• What you need to do
All the records that follow need to be reproduced exactly. Omit the images.

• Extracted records

##########

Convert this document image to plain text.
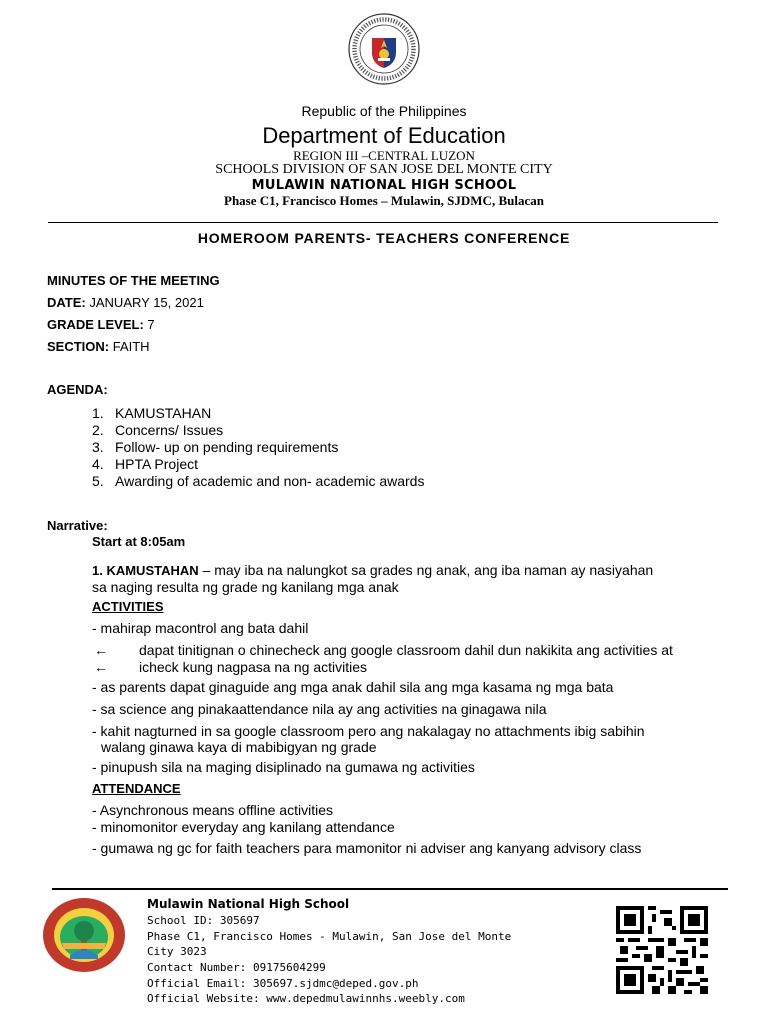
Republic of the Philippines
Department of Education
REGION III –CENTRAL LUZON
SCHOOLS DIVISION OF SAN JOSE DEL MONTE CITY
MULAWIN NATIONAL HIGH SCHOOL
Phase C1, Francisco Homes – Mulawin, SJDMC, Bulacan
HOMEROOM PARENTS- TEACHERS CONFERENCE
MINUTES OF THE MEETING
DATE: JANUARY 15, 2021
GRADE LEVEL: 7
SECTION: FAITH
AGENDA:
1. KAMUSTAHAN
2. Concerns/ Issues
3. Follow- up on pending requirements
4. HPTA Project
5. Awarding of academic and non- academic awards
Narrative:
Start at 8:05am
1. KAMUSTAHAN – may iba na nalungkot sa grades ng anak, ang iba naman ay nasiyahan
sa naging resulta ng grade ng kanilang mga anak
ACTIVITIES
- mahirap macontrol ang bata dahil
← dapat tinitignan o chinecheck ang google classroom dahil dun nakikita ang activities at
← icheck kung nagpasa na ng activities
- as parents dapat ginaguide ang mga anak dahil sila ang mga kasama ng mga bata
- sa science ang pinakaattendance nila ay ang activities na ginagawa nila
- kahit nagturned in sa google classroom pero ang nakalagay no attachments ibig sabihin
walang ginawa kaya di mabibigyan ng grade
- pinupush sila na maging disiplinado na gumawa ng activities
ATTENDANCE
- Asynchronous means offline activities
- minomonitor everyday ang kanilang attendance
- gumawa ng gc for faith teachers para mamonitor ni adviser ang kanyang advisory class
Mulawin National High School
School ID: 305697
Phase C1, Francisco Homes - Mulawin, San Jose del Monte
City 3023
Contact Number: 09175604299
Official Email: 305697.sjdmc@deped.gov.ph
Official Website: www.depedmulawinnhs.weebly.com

##########

• Answer for this exercise
Convert this document image to plain text.
Republic of the Philippines
Department of Education
REGION III –CENTRAL LUZON
SCHOOLS DIVISION OF SAN JOSE DEL MONTE CITY
MULAWIN NATIONAL HIGH SCHOOL
Phase C1, Francisco Homes – Mulawin, SJDMC, Bulacan
HOMEROOM PARENTS- TEACHERS CONFERENCE
MINUTES OF THE MEETING
DATE: JANUARY 15, 2021
GRADE LEVEL: 7
SECTION: FAITH
AGENDA:
1. KAMUSTAHAN
2. Concerns/ Issues
3. Follow- up on pending requirements
4. HPTA Project
5. Awarding of academic and non- academic awards
Narrative:
Start at 8:05am
1. KAMUSTAHAN – may iba na nalungkot sa grades ng anak, ang iba naman ay nasiyahan
sa naging resulta ng grade ng kanilang mga anak
ACTIVITIES
- mahirap macontrol ang bata dahil
← dapat tinitignan o chinecheck ang google classroom dahil dun nakikita ang activities at
← icheck kung nagpasa na ng activities
- as parents dapat ginaguide ang mga anak dahil sila ang mga kasama ng mga bata
- sa science ang pinakaattendance nila ay ang activities na ginagawa nila
- kahit nagturned in sa google classroom pero ang nakalagay no attachments ibig sabihin
walang ginawa kaya di mabibigyan ng grade
- pinupush sila na maging disiplinado na gumawa ng activities
ATTENDANCE
- Asynchronous means offline activities
- minomonitor everyday ang kanilang attendance
- gumawa ng gc for faith teachers para mamonitor ni adviser ang kanyang advisory class
Mulawin National High School
School ID: 305697
Phase C1, Francisco Homes - Mulawin, San Jose del Monte
City 3023
Contact Number: 09175604299
Official Email: 305697.sjdmc@deped.gov.ph
Official Website: www.depedmulawinnhs.weebly.com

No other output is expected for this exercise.